--- Given records ---

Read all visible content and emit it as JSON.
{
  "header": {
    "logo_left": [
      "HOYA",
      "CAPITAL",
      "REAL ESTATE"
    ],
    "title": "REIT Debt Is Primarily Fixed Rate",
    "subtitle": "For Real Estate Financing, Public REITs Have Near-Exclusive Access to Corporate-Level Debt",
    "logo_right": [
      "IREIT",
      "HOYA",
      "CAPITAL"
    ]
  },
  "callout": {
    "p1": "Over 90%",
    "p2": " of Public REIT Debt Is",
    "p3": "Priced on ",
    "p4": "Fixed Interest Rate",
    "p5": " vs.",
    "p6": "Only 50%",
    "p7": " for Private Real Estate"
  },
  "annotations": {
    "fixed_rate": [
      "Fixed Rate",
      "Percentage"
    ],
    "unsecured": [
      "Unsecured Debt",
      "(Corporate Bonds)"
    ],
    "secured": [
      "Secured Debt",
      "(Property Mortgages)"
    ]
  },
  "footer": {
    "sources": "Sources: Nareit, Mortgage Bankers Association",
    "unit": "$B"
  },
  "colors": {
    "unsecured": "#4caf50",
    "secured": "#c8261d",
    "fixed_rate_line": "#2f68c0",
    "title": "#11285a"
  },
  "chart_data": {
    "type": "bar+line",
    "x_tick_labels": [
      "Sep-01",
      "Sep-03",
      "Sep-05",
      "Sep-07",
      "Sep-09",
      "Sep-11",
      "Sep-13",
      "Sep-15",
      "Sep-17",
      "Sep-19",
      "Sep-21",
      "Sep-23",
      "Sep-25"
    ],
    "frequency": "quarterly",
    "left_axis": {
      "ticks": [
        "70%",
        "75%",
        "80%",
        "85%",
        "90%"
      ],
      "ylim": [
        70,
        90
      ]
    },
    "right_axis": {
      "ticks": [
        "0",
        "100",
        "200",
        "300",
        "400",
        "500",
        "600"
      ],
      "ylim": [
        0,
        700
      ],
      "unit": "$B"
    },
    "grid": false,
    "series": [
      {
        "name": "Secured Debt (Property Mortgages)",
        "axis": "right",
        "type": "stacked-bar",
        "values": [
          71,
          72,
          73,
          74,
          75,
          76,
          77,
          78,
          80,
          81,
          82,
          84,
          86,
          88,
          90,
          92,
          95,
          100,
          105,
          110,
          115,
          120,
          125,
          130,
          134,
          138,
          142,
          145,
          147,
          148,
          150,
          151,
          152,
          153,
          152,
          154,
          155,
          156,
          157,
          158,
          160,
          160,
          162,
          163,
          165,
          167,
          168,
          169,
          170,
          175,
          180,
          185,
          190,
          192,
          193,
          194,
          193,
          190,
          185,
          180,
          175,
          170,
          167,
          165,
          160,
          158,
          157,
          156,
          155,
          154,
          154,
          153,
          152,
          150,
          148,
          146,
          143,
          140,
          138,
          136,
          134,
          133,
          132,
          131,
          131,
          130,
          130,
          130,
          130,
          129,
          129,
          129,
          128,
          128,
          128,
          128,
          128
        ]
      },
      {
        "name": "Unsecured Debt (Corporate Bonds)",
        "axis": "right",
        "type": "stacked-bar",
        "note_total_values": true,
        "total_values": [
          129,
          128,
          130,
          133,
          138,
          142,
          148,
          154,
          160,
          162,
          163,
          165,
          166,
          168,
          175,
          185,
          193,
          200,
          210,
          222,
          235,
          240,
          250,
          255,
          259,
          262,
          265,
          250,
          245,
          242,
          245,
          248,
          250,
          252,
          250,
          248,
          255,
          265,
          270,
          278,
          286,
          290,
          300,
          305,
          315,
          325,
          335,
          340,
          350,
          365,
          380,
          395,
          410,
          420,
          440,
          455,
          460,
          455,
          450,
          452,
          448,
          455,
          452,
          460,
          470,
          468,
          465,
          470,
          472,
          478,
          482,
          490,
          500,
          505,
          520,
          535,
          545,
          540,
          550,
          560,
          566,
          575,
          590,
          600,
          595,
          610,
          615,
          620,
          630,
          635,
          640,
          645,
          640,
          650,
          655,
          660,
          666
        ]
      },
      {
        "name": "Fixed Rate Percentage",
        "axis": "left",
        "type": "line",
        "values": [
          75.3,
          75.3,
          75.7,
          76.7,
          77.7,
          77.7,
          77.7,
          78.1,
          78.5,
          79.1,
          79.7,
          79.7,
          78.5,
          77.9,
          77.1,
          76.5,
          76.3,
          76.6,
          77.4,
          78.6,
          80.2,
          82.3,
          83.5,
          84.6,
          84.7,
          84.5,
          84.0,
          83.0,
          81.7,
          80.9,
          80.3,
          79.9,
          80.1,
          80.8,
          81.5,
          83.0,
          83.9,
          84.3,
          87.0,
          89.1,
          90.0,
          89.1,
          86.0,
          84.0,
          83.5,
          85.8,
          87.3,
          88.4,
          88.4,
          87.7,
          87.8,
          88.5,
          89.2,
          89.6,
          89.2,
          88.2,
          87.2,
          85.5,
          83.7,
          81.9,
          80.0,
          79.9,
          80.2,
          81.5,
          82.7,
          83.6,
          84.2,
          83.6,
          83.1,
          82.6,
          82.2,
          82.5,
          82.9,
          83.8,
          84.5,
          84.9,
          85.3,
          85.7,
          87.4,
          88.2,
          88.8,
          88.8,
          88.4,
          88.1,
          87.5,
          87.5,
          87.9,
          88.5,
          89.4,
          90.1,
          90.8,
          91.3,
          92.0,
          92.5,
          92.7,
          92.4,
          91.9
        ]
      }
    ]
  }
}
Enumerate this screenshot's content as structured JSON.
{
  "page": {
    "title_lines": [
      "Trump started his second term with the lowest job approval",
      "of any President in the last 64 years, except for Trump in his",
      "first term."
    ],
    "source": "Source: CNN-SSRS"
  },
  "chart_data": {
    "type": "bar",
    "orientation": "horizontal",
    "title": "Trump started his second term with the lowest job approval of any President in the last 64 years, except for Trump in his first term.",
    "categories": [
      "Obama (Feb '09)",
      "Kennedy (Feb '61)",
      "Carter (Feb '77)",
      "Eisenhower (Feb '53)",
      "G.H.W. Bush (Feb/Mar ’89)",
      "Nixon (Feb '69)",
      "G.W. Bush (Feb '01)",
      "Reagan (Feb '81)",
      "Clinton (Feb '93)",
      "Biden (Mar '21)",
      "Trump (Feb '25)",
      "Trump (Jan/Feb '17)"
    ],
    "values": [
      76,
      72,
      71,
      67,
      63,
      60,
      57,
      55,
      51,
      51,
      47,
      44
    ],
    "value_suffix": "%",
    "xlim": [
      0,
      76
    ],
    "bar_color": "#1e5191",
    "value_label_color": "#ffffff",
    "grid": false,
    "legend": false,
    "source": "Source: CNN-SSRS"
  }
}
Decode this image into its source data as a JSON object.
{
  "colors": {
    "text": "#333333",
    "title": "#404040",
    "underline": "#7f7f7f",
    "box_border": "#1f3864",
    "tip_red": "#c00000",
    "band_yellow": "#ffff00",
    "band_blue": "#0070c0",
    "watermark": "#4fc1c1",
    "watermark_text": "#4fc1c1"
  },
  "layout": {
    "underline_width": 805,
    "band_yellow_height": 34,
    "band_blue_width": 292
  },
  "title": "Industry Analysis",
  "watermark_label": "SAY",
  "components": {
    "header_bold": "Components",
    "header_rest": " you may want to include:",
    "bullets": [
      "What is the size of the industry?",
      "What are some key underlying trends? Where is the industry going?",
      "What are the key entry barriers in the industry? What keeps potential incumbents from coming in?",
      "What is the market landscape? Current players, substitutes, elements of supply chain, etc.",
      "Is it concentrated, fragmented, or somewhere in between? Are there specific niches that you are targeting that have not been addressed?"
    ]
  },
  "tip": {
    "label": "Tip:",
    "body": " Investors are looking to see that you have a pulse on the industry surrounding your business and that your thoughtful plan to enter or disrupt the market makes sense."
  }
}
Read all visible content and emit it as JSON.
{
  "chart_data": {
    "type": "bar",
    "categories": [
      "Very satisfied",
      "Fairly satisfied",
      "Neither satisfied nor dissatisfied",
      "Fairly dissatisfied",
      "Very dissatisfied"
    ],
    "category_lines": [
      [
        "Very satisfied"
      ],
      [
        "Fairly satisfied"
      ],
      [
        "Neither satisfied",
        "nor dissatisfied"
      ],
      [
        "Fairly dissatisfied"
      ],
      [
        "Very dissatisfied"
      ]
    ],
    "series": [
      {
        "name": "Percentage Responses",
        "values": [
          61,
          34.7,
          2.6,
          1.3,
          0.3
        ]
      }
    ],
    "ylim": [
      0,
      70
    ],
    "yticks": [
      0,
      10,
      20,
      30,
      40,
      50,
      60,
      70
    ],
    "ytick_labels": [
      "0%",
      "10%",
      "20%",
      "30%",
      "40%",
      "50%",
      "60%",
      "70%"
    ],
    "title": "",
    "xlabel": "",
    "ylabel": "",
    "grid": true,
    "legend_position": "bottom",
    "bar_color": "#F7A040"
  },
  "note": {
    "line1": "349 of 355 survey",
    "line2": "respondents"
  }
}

---

Set exercise:
Find the word "lowest" in the entries above and gather every line that holds it.

Answer for this exercise:
      "Trump started his second term with the lowest job approval",
    "title": "Trump started his second term with the lowest job approval of any President in the last 64 years, except for Trump in his first term.",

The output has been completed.